[Recorded data]

+ + + + +

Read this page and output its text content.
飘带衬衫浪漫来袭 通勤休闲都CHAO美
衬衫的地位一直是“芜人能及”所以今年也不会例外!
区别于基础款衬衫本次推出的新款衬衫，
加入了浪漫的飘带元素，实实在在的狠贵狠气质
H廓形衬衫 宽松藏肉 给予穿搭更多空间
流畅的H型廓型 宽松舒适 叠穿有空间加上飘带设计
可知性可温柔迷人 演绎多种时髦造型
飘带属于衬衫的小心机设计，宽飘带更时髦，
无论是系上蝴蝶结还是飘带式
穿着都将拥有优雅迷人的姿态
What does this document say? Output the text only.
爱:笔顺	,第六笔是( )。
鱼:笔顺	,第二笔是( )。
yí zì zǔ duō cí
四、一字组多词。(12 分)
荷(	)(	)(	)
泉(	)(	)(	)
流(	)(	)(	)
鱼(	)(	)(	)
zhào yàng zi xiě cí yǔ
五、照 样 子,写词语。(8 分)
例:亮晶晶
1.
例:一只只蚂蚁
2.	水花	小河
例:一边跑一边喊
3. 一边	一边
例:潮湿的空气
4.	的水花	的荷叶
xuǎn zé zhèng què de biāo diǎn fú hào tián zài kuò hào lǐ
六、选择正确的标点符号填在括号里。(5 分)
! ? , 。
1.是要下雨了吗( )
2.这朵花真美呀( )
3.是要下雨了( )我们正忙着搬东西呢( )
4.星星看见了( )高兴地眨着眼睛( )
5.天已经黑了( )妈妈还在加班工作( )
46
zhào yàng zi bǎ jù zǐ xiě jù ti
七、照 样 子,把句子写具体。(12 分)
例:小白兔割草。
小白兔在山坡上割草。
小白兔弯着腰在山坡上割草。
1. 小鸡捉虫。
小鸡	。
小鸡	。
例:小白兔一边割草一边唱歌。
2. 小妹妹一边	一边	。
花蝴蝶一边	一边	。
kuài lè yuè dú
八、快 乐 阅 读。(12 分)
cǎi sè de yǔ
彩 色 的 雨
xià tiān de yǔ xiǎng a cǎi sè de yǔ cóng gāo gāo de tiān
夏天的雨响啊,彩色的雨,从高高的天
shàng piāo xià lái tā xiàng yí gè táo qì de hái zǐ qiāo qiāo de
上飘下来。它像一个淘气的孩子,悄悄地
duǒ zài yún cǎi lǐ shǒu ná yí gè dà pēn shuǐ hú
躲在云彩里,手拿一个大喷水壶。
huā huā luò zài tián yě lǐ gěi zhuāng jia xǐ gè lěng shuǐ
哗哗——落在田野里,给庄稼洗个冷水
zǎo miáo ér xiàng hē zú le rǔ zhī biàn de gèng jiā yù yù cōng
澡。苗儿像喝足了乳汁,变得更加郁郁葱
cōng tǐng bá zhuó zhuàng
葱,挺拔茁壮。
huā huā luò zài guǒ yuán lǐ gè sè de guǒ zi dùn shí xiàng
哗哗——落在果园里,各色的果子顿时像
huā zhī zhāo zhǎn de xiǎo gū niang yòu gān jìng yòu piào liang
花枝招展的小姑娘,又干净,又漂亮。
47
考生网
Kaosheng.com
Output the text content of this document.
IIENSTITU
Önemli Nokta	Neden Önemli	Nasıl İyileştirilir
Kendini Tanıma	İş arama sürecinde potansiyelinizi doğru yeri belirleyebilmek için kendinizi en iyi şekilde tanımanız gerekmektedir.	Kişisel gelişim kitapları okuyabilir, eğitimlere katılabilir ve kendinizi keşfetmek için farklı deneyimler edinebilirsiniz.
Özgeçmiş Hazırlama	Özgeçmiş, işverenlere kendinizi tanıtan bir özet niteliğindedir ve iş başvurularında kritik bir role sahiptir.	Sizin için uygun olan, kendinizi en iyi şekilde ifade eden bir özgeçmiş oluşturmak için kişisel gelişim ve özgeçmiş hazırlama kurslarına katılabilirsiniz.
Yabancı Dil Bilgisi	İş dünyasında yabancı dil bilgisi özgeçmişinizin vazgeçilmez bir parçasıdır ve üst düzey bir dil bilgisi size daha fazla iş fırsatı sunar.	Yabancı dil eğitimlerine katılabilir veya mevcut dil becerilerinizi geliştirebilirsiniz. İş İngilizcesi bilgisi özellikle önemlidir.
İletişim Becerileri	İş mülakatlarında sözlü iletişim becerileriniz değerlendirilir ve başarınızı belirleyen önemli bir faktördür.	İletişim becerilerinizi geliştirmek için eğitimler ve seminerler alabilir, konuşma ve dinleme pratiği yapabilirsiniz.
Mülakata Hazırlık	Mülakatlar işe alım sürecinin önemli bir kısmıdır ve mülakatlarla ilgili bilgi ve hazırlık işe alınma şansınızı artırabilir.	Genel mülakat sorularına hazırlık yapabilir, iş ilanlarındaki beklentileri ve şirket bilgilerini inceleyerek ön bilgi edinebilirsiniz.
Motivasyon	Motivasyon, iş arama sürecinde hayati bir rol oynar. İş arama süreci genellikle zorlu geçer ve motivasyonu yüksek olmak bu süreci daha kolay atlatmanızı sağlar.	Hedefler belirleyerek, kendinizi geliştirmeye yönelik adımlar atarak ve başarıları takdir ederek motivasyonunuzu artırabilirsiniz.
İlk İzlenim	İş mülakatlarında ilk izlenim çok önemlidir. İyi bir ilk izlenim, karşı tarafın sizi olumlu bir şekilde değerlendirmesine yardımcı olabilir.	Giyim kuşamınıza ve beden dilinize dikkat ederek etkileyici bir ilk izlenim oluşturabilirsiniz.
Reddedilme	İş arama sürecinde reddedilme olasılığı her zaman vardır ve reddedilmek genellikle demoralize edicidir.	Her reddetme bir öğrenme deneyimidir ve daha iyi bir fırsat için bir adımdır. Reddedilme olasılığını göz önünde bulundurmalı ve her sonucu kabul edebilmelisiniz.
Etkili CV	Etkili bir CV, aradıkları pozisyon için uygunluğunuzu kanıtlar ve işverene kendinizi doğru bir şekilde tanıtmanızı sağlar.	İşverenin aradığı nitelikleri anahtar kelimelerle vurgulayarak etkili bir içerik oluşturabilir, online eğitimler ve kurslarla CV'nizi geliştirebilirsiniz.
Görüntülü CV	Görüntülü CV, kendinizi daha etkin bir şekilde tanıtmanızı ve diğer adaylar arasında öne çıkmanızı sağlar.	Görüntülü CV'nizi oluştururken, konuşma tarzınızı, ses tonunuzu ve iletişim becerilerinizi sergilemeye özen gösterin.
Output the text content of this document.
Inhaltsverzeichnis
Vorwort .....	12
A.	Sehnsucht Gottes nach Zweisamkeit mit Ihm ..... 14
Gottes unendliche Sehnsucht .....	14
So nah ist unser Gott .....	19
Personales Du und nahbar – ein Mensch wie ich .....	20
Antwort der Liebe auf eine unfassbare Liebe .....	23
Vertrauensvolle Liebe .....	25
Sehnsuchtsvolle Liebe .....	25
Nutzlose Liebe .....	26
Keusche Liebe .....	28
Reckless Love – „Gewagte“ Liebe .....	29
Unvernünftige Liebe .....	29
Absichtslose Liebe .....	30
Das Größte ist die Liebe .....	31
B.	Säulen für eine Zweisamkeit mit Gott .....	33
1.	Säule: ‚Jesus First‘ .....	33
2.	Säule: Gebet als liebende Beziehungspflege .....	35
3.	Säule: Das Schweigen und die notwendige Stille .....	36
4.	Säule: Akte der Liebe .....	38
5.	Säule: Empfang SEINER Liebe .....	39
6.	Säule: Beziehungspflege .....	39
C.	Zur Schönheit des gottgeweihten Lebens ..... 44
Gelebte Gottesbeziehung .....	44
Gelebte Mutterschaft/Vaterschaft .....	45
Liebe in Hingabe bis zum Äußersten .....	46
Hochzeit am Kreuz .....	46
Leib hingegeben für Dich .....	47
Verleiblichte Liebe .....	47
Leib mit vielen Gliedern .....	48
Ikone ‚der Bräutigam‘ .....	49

+ + + + +

■ AIM OF THE TASK
Go through the material above and copy each line that has the word "Zweisamkeit".

■ EXERCISE SOLUTION
A.	Sehnsucht Gottes nach Zweisamkeit mit Ihm ..... 14
B.	Säulen für eine Zweisamkeit mit Gott .....	33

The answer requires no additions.